**Given data**
>> START
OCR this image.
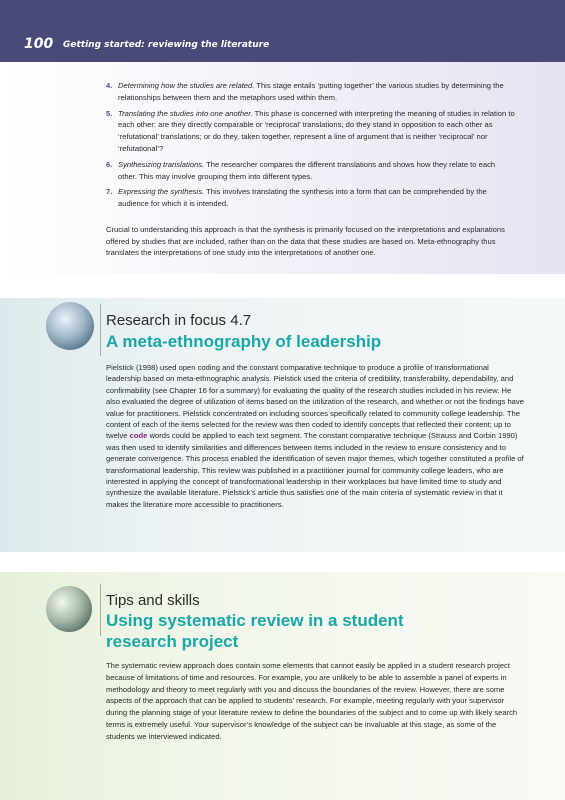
100 Getting started: reviewing the literature
4. Determining how the studies are related. This stage entails ‘putting together’ the various studies by determining the relationships between them and the metaphors used within them.
5. Translating the studies into one another. This phase is concerned with interpreting the meaning of studies in relation to each other: are they directly comparable or ‘reciprocal’ translations; do they stand in opposition to each other as ‘refutational’ translations; or do they, taken together, represent a line of argument that is neither ‘reciprocal’ nor ‘refutational’?
6. Synthesizing translations. The researcher compares the different translations and shows how they relate to each other. This may involve grouping them into different types.
7. Expressing the synthesis. This involves translating the synthesis into a form that can be comprehended by the audience for which it is intended.

Crucial to understanding this approach is that the synthesis is primarily focused on the interpretations and explanations offered by studies that are included, rather than on the data that these studies are based on. Meta-ethnography thus translates the interpretations of one study into the interpretations of another one.

Research in focus 4.7
A meta-ethnography of leadership

Pielstick (1998) used open coding and the constant comparative technique to produce a profile of transformational leadership based on meta-ethnographic analysis. Pielstick used the criteria of credibility, transferability, dependability, and confirmability (see Chapter 16 for a summary) for evaluating the quality of the research studies included in his review. He also evaluated the degree of utilization of items based on the utilization of the research, and whether or not the findings have value for practitioners. Pielstick concentrated on including sources specifically related to community college leadership. The content of each of the items selected for the review was then coded to identify concepts that reflected their content; up to twelve code words could be applied to each text segment. The constant comparative technique (Strauss and Corbin 1990) was then used to identify similarities and differences between items included in the review to ensure consistency and to generate convergence. This process enabled the identification of seven major themes, which together constituted a profile of transformational leadership. This review was published in a practitioner journal for community college leaders, who are interested in applying the concept of transformational leadership in their workplaces but have limited time to study and synthesize the available literature. Pielstick’s article thus satisfies one of the main criteria of systematic review in that it makes the literature more accessible to practitioners.

Tips and skills
Using systematic review in a student research project

The systematic review approach does contain some elements that cannot easily be applied in a student research project because of limitations of time and resources. For example, you are unlikely to be able to assemble a panel of experts in methodology and theory to meet regularly with you and discuss the boundaries of the review. However, there are some aspects of the approach that can be applied to students’ research. For example, meeting regularly with your supervisor during the planning stage of your literature review to define the boundaries of the subject and to come up with likely search terms is extremely useful. Your supervisor’s knowledge of the subject can be invaluable at this stage, as some of the students we interviewed indicated.
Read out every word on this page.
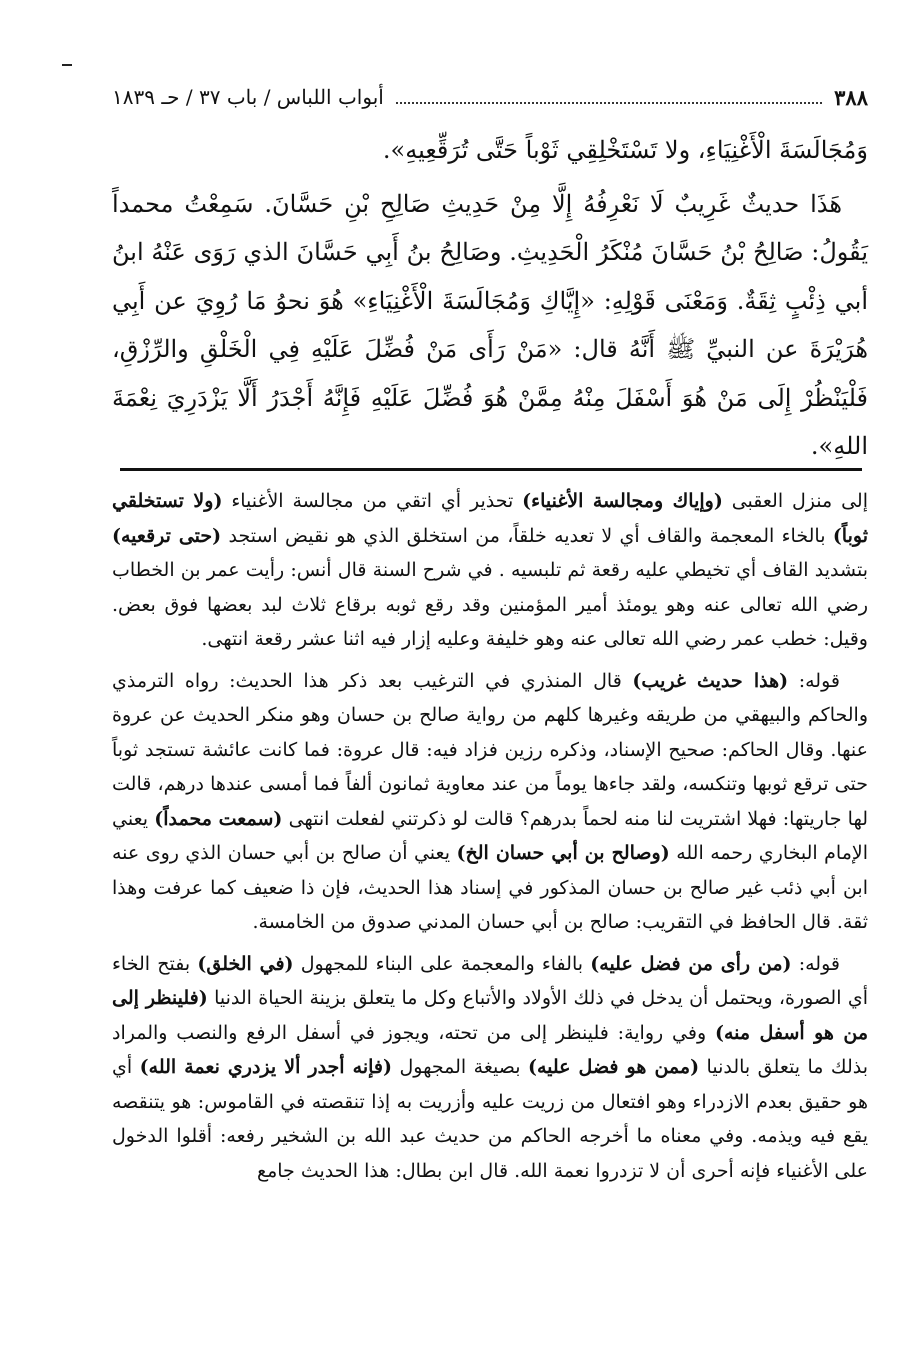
٣٨٨
أبواب اللباس / باب ٣٧ / حـ ١٨٣٩

وَمُجَالَسَةَ الْأَغْنِيَاءِ، ولا تَسْتَخْلِقِي ثَوْباً حَتَّى تُرَقِّعِيهِ».

هَذَا حديثٌ غَرِيبٌ لَا نَعْرِفُهُ إِلَّا مِنْ حَدِيثِ صَالِحِ بْنِ حَسَّانَ. سَمِعْتُ محمداً يَقُولُ: صَالِحُ بْنُ حَسَّانَ مُنْكَرُ الْحَدِيثِ. وصَالِحُ بنُ أَبِي حَسَّانَ الذي رَوَى عَنْهُ ابنُ أبي ذِئْبٍ ثِقَةٌ. وَمَعْنَى قَوْلِهِ: «إِيَّاكِ وَمُجَالَسَةَ الْأَغْنِيَاءِ» هُوَ نحوُ مَا رُوِيَ عن أَبِي هُرَيْرَةَ عن النبيِّ ﷺ أَنَّهُ قال: «مَنْ رَأَى مَنْ فُضِّلَ عَلَيْهِ فِي الْخَلْقِ والرِّزْقِ، فَلْيَنْظُرْ إِلَى مَنْ هُوَ أَسْفَلَ مِنْهُ مِمَّنْ هُوَ فُضِّلَ عَلَيْهِ فَإِنَّهُ أَجْدَرُ أَلَّا يَزْدَرِيَ نِعْمَةَ اللهِ».

إلى منزل العقبى (وإياك ومجالسة الأغنياء) تحذير أي اتقي من مجالسة الأغنياء (ولا تستخلقي ثوباً) بالخاء المعجمة والقاف أي لا تعديه خلقاً، من استخلق الذي هو نقيض استجد (حتى ترقعيه) بتشديد القاف أي تخيطي عليه رقعة ثم تلبسيه . في شرح السنة قال أنس: رأيت عمر بن الخطاب رضي الله تعالى عنه وهو يومئذ أمير المؤمنين وقد رقع ثوبه برقاع ثلاث لبد بعضها فوق بعض. وقيل: خطب عمر رضي الله تعالى عنه وهو خليفة وعليه إزار فيه اثنا عشر رقعة انتهى.

قوله: (هذا حديث غريب) قال المنذري في الترغيب بعد ذكر هذا الحديث: رواه الترمذي والحاكم والبيهقي من طريقه وغيرها كلهم من رواية صالح بن حسان وهو منكر الحديث عن عروة عنها. وقال الحاكم: صحيح الإسناد، وذكره رزين فزاد فيه: قال عروة: فما كانت عائشة تستجد ثوباً حتى ترقع ثوبها وتنكسه، ولقد جاءها يوماً من عند معاوية ثمانون ألفاً فما أمسى عندها درهم، قالت لها جاريتها: فهلا اشتريت لنا منه لحماً بدرهم؟ قالت لو ذكرتني لفعلت انتهى (سمعت محمداً) يعني الإمام البخاري رحمه الله (وصالح بن أبي حسان الخ) يعني أن صالح بن أبي حسان الذي روى عنه ابن أبي ذئب غير صالح بن حسان المذكور في إسناد هذا الحديث، فإن ذا ضعيف كما عرفت وهذا ثقة. قال الحافظ في التقريب: صالح بن أبي حسان المدني صدوق من الخامسة.

قوله: (من رأى من فضل عليه) بالفاء والمعجمة على البناء للمجهول (في الخلق) بفتح الخاء أي الصورة، ويحتمل أن يدخل في ذلك الأولاد والأتباع وكل ما يتعلق بزينة الحياة الدنيا (فلينظر إلى من هو أسفل منه) وفي رواية: فلينظر إلى من تحته، ويجوز في أسفل الرفع والنصب والمراد بذلك ما يتعلق بالدنيا (ممن هو فضل عليه) بصيغة المجهول (فإنه أجدر ألا يزدري نعمة الله) أي هو حقيق بعدم الازدراء وهو افتعال من زريت عليه وأزريت به إذا تنقصته في القاموس: هو يتنقصه يقع فيه ويذمه. وفي معناه ما أخرجه الحاكم من حديث عبد الله بن الشخير رفعه: أقلوا الدخول على الأغنياء فإنه أحرى أن لا تزدروا نعمة الله. قال ابن بطال: هذا الحديث جامع
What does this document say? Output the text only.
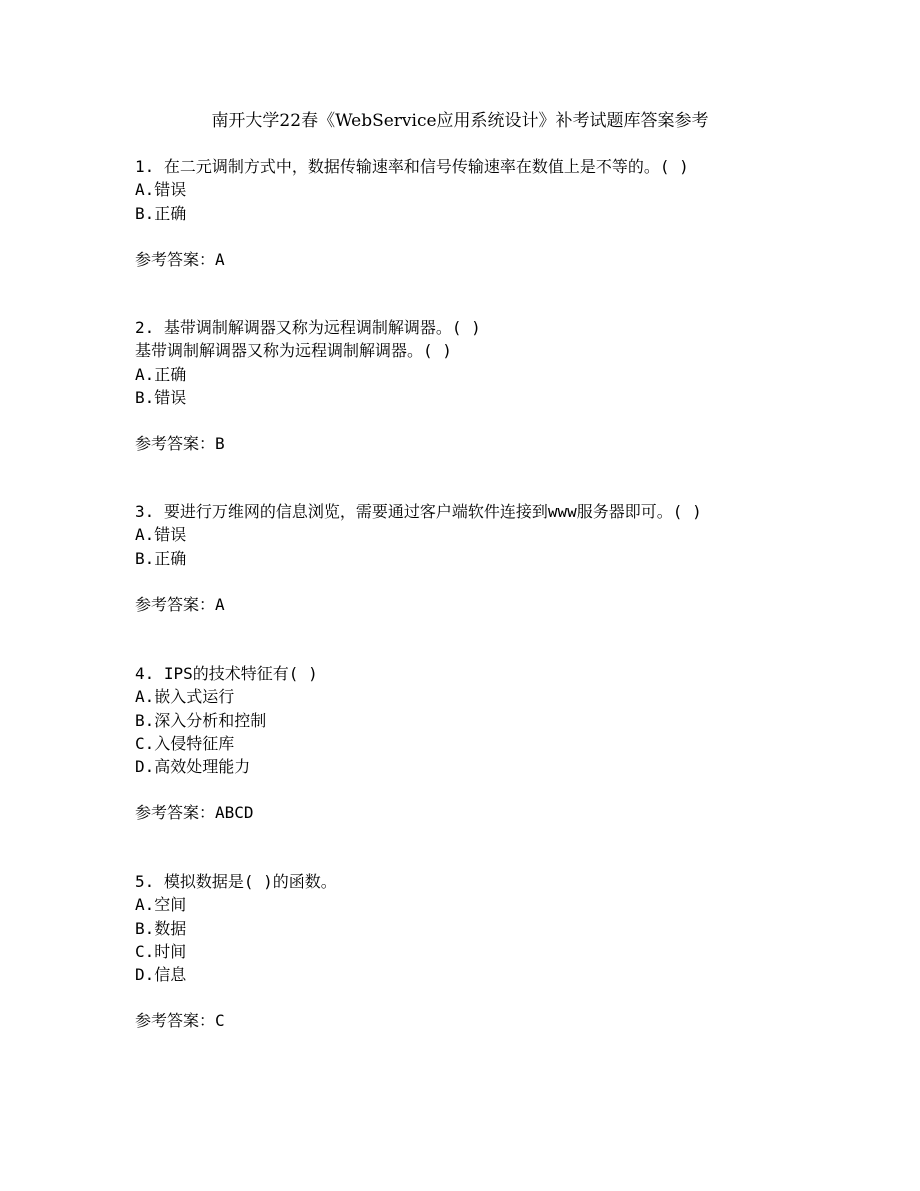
南开大学22春《WebService应用系统设计》补考试题库答案参考
1. 在二元调制方式中，数据传输速率和信号传输速率在数值上是不等的。( )
A.错误
B.正确
参考答案：A
2. 基带调制解调器又称为远程调制解调器。( )
基带调制解调器又称为远程调制解调器。( )
A.正确
B.错误
参考答案：B
3. 要进行万维网的信息浏览，需要通过客户端软件连接到www服务器即可。( )
A.错误
B.正确
参考答案：A
4. IPS的技术特征有( )
A.嵌入式运行
B.深入分析和控制
C.入侵特征库
D.高效处理能力
参考答案：ABCD
5. 模拟数据是( )的函数。
A.空间
B.数据
C.时间
D.信息
参考答案：C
>> END
**Task to carry out**
Without the pictures, extract every entry verbatim.

**Exercise answer**
OCR this image.
100 Getting started: reviewing the literature
4. Determining how the studies are related. This stage entails ‘putting together’ the various studies by determining the relationships between them and the metaphors used within them.
5. Translating the studies into one another. This phase is concerned with interpreting the meaning of studies in relation to each other: are they directly comparable or ‘reciprocal’ translations; do they stand in opposition to each other as ‘refutational’ translations; or do they, taken together, represent a line of argument that is neither ‘reciprocal’ nor ‘refutational’?
6. Synthesizing translations. The researcher compares the different translations and shows how they relate to each other. This may involve grouping them into different types.
7. Expressing the synthesis. This involves translating the synthesis into a form that can be comprehended by the audience for which it is intended.

Crucial to understanding this approach is that the synthesis is primarily focused on the interpretations and explanations offered by studies that are included, rather than on the data that these studies are based on. Meta-ethnography thus translates the interpretations of one study into the interpretations of another one.

Research in focus 4.7
A meta-ethnography of leadership

Pielstick (1998) used open coding and the constant comparative technique to produce a profile of transformational leadership based on meta-ethnographic analysis. Pielstick used the criteria of credibility, transferability, dependability, and confirmability (see Chapter 16 for a summary) for evaluating the quality of the research studies included in his review. He also evaluated the degree of utilization of items based on the utilization of the research, and whether or not the findings have value for practitioners. Pielstick concentrated on including sources specifically related to community college leadership. The content of each of the items selected for the review was then coded to identify concepts that reflected their content; up to twelve code words could be applied to each text segment. The constant comparative technique (Strauss and Corbin 1990) was then used to identify similarities and differences between items included in the review to ensure consistency and to generate convergence. This process enabled the identification of seven major themes, which together constituted a profile of transformational leadership. This review was published in a practitioner journal for community college leaders, who are interested in applying the concept of transformational leadership in their workplaces but have limited time to study and synthesize the available literature. Pielstick’s article thus satisfies one of the main criteria of systematic review in that it makes the literature more accessible to practitioners.

Tips and skills
Using systematic review in a student research project

The systematic review approach does contain some elements that cannot easily be applied in a student research project because of limitations of time and resources. For example, you are unlikely to be able to assemble a panel of experts in methodology and theory to meet regularly with you and discuss the boundaries of the review. However, there are some aspects of the approach that can be applied to students’ research. For example, meeting regularly with your supervisor during the planning stage of your literature review to define the boundaries of the subject and to come up with likely search terms is extremely useful. Your supervisor’s knowledge of the subject can be invaluable at this stage, as some of the students we interviewed indicated.
Read out every word on this page.
٣٨٨
أبواب اللباس / باب ٣٧ / حـ ١٨٣٩

وَمُجَالَسَةَ الْأَغْنِيَاءِ، ولا تَسْتَخْلِقِي ثَوْباً حَتَّى تُرَقِّعِيهِ».

هَذَا حديثٌ غَرِيبٌ لَا نَعْرِفُهُ إِلَّا مِنْ حَدِيثِ صَالِحِ بْنِ حَسَّانَ. سَمِعْتُ محمداً يَقُولُ: صَالِحُ بْنُ حَسَّانَ مُنْكَرُ الْحَدِيثِ. وصَالِحُ بنُ أَبِي حَسَّانَ الذي رَوَى عَنْهُ ابنُ أبي ذِئْبٍ ثِقَةٌ. وَمَعْنَى قَوْلِهِ: «إِيَّاكِ وَمُجَالَسَةَ الْأَغْنِيَاءِ» هُوَ نحوُ مَا رُوِيَ عن أَبِي هُرَيْرَةَ عن النبيِّ ﷺ أَنَّهُ قال: «مَنْ رَأَى مَنْ فُضِّلَ عَلَيْهِ فِي الْخَلْقِ والرِّزْقِ، فَلْيَنْظُرْ إِلَى مَنْ هُوَ أَسْفَلَ مِنْهُ مِمَّنْ هُوَ فُضِّلَ عَلَيْهِ فَإِنَّهُ أَجْدَرُ أَلَّا يَزْدَرِيَ نِعْمَةَ اللهِ».

إلى منزل العقبى (وإياك ومجالسة الأغنياء) تحذير أي اتقي من مجالسة الأغنياء (ولا تستخلقي ثوباً) بالخاء المعجمة والقاف أي لا تعديه خلقاً، من استخلق الذي هو نقيض استجد (حتى ترقعيه) بتشديد القاف أي تخيطي عليه رقعة ثم تلبسيه . في شرح السنة قال أنس: رأيت عمر بن الخطاب رضي الله تعالى عنه وهو يومئذ أمير المؤمنين وقد رقع ثوبه برقاع ثلاث لبد بعضها فوق بعض. وقيل: خطب عمر رضي الله تعالى عنه وهو خليفة وعليه إزار فيه اثنا عشر رقعة انتهى.

قوله: (هذا حديث غريب) قال المنذري في الترغيب بعد ذكر هذا الحديث: رواه الترمذي والحاكم والبيهقي من طريقه وغيرها كلهم من رواية صالح بن حسان وهو منكر الحديث عن عروة عنها. وقال الحاكم: صحيح الإسناد، وذكره رزين فزاد فيه: قال عروة: فما كانت عائشة تستجد ثوباً حتى ترقع ثوبها وتنكسه، ولقد جاءها يوماً من عند معاوية ثمانون ألفاً فما أمسى عندها درهم، قالت لها جاريتها: فهلا اشتريت لنا منه لحماً بدرهم؟ قالت لو ذكرتني لفعلت انتهى (سمعت محمداً) يعني الإمام البخاري رحمه الله (وصالح بن أبي حسان الخ) يعني أن صالح بن أبي حسان الذي روى عنه ابن أبي ذئب غير صالح بن حسان المذكور في إسناد هذا الحديث، فإن ذا ضعيف كما عرفت وهذا ثقة. قال الحافظ في التقريب: صالح بن أبي حسان المدني صدوق من الخامسة.

قوله: (من رأى من فضل عليه) بالفاء والمعجمة على البناء للمجهول (في الخلق) بفتح الخاء أي الصورة، ويحتمل أن يدخل في ذلك الأولاد والأتباع وكل ما يتعلق بزينة الحياة الدنيا (فلينظر إلى من هو أسفل منه) وفي رواية: فلينظر إلى من تحته، ويجوز في أسفل الرفع والنصب والمراد بذلك ما يتعلق بالدنيا (ممن هو فضل عليه) بصيغة المجهول (فإنه أجدر ألا يزدري نعمة الله) أي هو حقيق بعدم الازدراء وهو افتعال من زريت عليه وأزريت به إذا تنقصته في القاموس: هو يتنقصه يقع فيه ويذمه. وفي معناه ما أخرجه الحاكم من حديث عبد الله بن الشخير رفعه: أقلوا الدخول على الأغنياء فإنه أحرى أن لا تزدروا نعمة الله. قال ابن بطال: هذا الحديث جامع
What does this document say? Output the text only.
南开大学22春《WebService应用系统设计》补考试题库答案参考
1. 在二元调制方式中，数据传输速率和信号传输速率在数值上是不等的。( )
A.错误
B.正确
参考答案：A
2. 基带调制解调器又称为远程调制解调器。( )
基带调制解调器又称为远程调制解调器。( )
A.正确
B.错误
参考答案：B
3. 要进行万维网的信息浏览，需要通过客户端软件连接到www服务器即可。( )
A.错误
B.正确
参考答案：A
4. IPS的技术特征有( )
A.嵌入式运行
B.深入分析和控制
C.入侵特征库
D.高效处理能力
参考答案：ABCD
5. 模拟数据是( )的函数。
A.空间
B.数据
C.时间
D.信息
参考答案：C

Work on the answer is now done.